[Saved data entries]
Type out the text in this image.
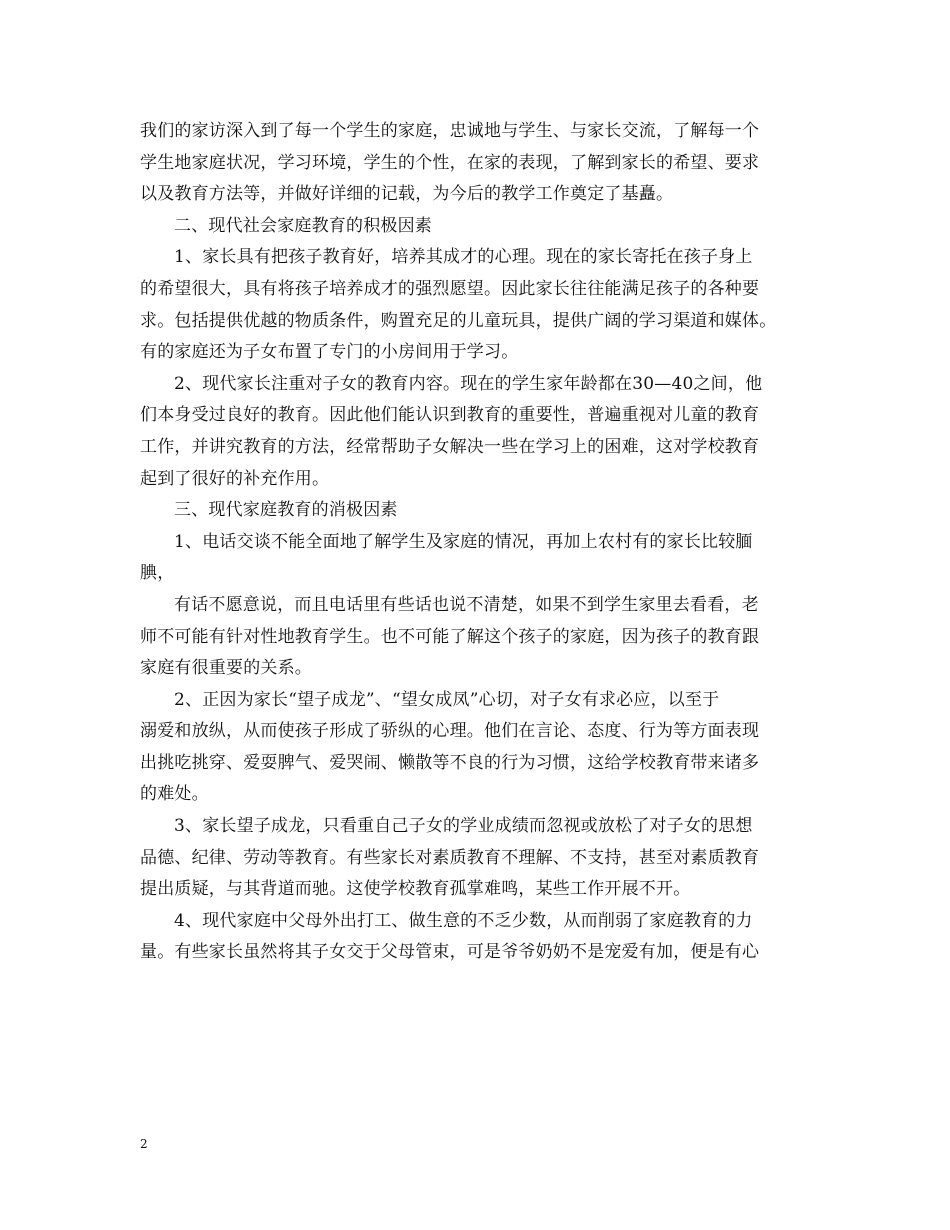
我们的家访深入到了每一个学生的家庭，忠诚地与学生、与家长交流，了解每一个
学生地家庭状况，学习环境，学生的个性，在家的表现，了解到家长的希望、要求
以及教育方法等，并做好详细的记载，为今后的教学工作奠定了基矗。
二、现代社会家庭教育的积极因素
1、家长具有把孩子教育好，培养其成才的心理。现在的家长寄托在孩子身上
的希望很大，具有将孩子培养成才的强烈愿望。因此家长往往能满足孩子的各种要
求。包括提供优越的物质条件，购置充足的儿童玩具，提供广阔的学习渠道和媒体。
有的家庭还为子女布置了专门的小房间用于学习。
2、现代家长注重对子女的教育内容。现在的学生家年龄都在30—40之间，他
们本身受过良好的教育。因此他们能认识到教育的重要性，普遍重视对儿童的教育
工作，并讲究教育的方法，经常帮助子女解决一些在学习上的困难，这对学校教育
起到了很好的补充作用。
三、现代家庭教育的消极因素
1、电话交谈不能全面地了解学生及家庭的情况，再加上农村有的家长比较腼
腆，
有话不愿意说，而且电话里有些话也说不清楚，如果不到学生家里去看看，老
师不可能有针对性地教育学生。也不可能了解这个孩子的家庭，因为孩子的教育跟
家庭有很重要的关系。
2、正因为家长“望子成龙”、“望女成凤”心切，对子女有求必应，以至于
溺爱和放纵，从而使孩子形成了骄纵的心理。他们在言论、态度、行为等方面表现
出挑吃挑穿、爱耍脾气、爱哭闹、懒散等不良的行为习惯，这给学校教育带来诸多
的难处。
3、家长望子成龙，只看重自己子女的学业成绩而忽视或放松了对子女的思想
品德、纪律、劳动等教育。有些家长对素质教育不理解、不支持，甚至对素质教育
提出质疑，与其背道而驰。这使学校教育孤掌难鸣，某些工作开展不开。
4、现代家庭中父母外出打工、做生意的不乏少数，从而削弱了家庭教育的力
量。有些家长虽然将其子女交于父母管束，可是爷爷奶奶不是宠爱有加，便是有心
2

▶ Goal of the exercise
Leave out the pictures and copy every record above exactly.

▶ Reply to the task
Type out the text in this image.
我们的家访深入到了每一个学生的家庭，忠诚地与学生、与家长交流，了解每一个
学生地家庭状况，学习环境，学生的个性，在家的表现，了解到家长的希望、要求
以及教育方法等，并做好详细的记载，为今后的教学工作奠定了基矗。
二、现代社会家庭教育的积极因素
1、家长具有把孩子教育好，培养其成才的心理。现在的家长寄托在孩子身上
的希望很大，具有将孩子培养成才的强烈愿望。因此家长往往能满足孩子的各种要
求。包括提供优越的物质条件，购置充足的儿童玩具，提供广阔的学习渠道和媒体。
有的家庭还为子女布置了专门的小房间用于学习。
2、现代家长注重对子女的教育内容。现在的学生家年龄都在30—40之间，他
们本身受过良好的教育。因此他们能认识到教育的重要性，普遍重视对儿童的教育
工作，并讲究教育的方法，经常帮助子女解决一些在学习上的困难，这对学校教育
起到了很好的补充作用。
三、现代家庭教育的消极因素
1、电话交谈不能全面地了解学生及家庭的情况，再加上农村有的家长比较腼
腆，
有话不愿意说，而且电话里有些话也说不清楚，如果不到学生家里去看看，老
师不可能有针对性地教育学生。也不可能了解这个孩子的家庭，因为孩子的教育跟
家庭有很重要的关系。
2、正因为家长“望子成龙”、“望女成凤”心切，对子女有求必应，以至于
溺爱和放纵，从而使孩子形成了骄纵的心理。他们在言论、态度、行为等方面表现
出挑吃挑穿、爱耍脾气、爱哭闹、懒散等不良的行为习惯，这给学校教育带来诸多
的难处。
3、家长望子成龙，只看重自己子女的学业成绩而忽视或放松了对子女的思想
品德、纪律、劳动等教育。有些家长对素质教育不理解、不支持，甚至对素质教育
提出质疑，与其背道而驰。这使学校教育孤掌难鸣，某些工作开展不开。
4、现代家庭中父母外出打工、做生意的不乏少数，从而削弱了家庭教育的力
量。有些家长虽然将其子女交于父母管束，可是爷爷奶奶不是宠爱有加，便是有心
2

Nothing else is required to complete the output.